▸ Stated task: Of all the lines in these entries, how many contain the string "Shoes"? Give only that count.

Raw records
-- start --
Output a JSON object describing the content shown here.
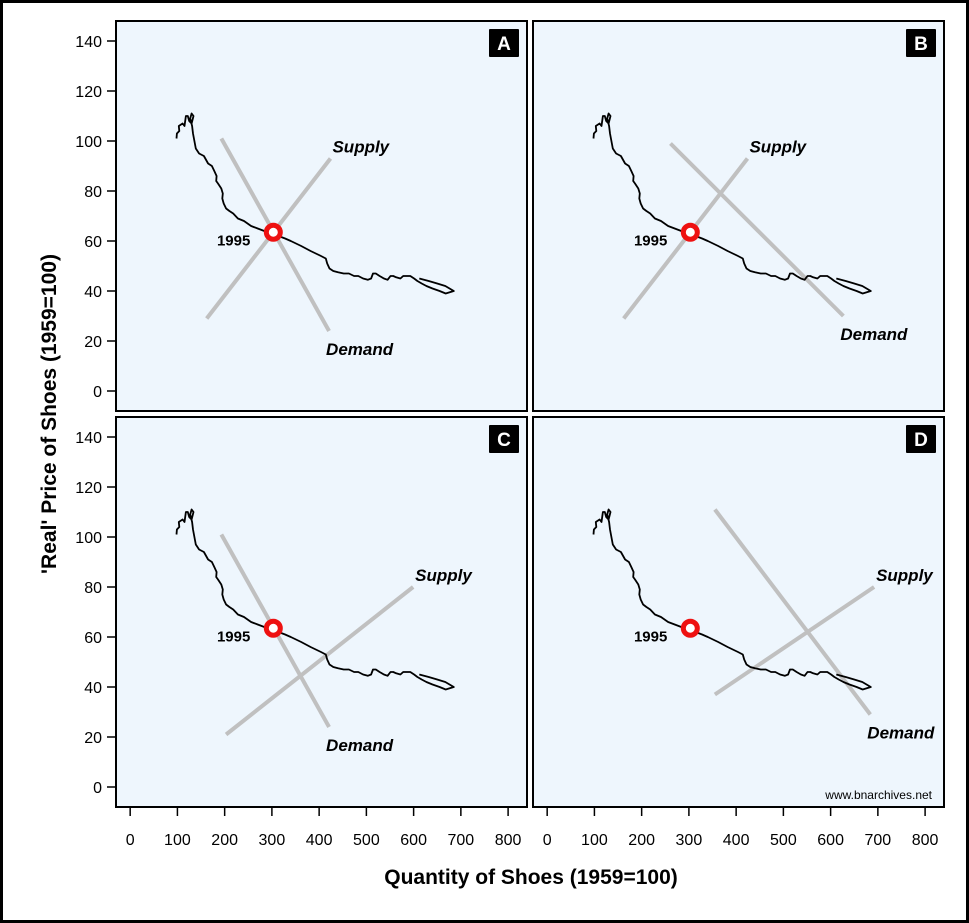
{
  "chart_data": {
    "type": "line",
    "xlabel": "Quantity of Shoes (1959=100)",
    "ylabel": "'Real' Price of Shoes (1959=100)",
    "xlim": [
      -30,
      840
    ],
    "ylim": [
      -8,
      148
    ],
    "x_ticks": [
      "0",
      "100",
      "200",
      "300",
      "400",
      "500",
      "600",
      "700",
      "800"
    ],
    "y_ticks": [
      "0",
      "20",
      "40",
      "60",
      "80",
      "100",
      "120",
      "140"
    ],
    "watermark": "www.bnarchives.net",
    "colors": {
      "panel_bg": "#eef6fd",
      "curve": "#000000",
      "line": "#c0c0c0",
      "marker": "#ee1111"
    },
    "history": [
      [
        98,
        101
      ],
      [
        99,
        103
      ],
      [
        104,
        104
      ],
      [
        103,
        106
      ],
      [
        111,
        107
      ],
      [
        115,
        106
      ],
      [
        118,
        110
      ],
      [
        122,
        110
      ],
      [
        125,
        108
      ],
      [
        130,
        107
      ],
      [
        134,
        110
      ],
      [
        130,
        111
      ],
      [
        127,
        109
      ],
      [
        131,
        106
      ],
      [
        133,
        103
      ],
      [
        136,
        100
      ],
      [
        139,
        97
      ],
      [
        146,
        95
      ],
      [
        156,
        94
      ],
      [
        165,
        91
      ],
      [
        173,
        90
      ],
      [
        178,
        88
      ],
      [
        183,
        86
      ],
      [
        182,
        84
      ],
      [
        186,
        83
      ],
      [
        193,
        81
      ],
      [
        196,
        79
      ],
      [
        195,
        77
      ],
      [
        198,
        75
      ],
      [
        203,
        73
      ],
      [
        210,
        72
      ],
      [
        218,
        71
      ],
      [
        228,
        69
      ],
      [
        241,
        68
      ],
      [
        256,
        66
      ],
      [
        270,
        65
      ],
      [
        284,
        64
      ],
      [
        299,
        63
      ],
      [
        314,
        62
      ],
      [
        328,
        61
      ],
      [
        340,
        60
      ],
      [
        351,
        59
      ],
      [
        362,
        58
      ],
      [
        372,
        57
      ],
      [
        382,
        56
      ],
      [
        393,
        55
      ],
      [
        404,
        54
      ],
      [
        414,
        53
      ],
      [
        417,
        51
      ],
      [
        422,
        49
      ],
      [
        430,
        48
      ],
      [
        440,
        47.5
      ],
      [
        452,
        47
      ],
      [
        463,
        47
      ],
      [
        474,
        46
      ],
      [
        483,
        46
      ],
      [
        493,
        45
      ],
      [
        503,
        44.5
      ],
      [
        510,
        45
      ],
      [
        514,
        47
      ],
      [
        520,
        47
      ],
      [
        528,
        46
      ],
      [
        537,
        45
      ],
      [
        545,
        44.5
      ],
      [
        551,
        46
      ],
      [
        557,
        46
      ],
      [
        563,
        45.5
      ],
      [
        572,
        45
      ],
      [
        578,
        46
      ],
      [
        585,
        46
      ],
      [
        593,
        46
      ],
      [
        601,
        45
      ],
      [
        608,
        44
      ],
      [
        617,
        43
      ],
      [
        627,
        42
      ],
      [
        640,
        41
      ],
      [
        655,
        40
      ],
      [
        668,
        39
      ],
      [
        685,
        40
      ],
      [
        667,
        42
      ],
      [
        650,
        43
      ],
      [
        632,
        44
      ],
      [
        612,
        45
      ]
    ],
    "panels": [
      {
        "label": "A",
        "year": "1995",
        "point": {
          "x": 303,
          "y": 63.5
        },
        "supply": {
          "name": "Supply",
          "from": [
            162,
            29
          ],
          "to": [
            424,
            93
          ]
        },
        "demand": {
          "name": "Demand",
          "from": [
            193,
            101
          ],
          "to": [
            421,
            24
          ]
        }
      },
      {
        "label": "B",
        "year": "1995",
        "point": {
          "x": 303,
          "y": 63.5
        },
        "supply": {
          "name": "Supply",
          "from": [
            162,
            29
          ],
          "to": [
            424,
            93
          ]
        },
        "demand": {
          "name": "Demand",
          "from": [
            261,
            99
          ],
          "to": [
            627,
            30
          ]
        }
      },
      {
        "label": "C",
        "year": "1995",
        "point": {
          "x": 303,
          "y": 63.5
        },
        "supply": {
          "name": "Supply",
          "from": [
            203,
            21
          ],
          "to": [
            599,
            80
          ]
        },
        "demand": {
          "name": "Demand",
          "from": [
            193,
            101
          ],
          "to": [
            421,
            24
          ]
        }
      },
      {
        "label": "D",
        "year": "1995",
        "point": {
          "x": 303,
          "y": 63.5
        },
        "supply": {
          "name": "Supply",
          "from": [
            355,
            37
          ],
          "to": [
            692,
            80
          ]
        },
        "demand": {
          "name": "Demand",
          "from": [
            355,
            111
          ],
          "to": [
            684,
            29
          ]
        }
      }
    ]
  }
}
-- end --
▸ Solution to the problem: 2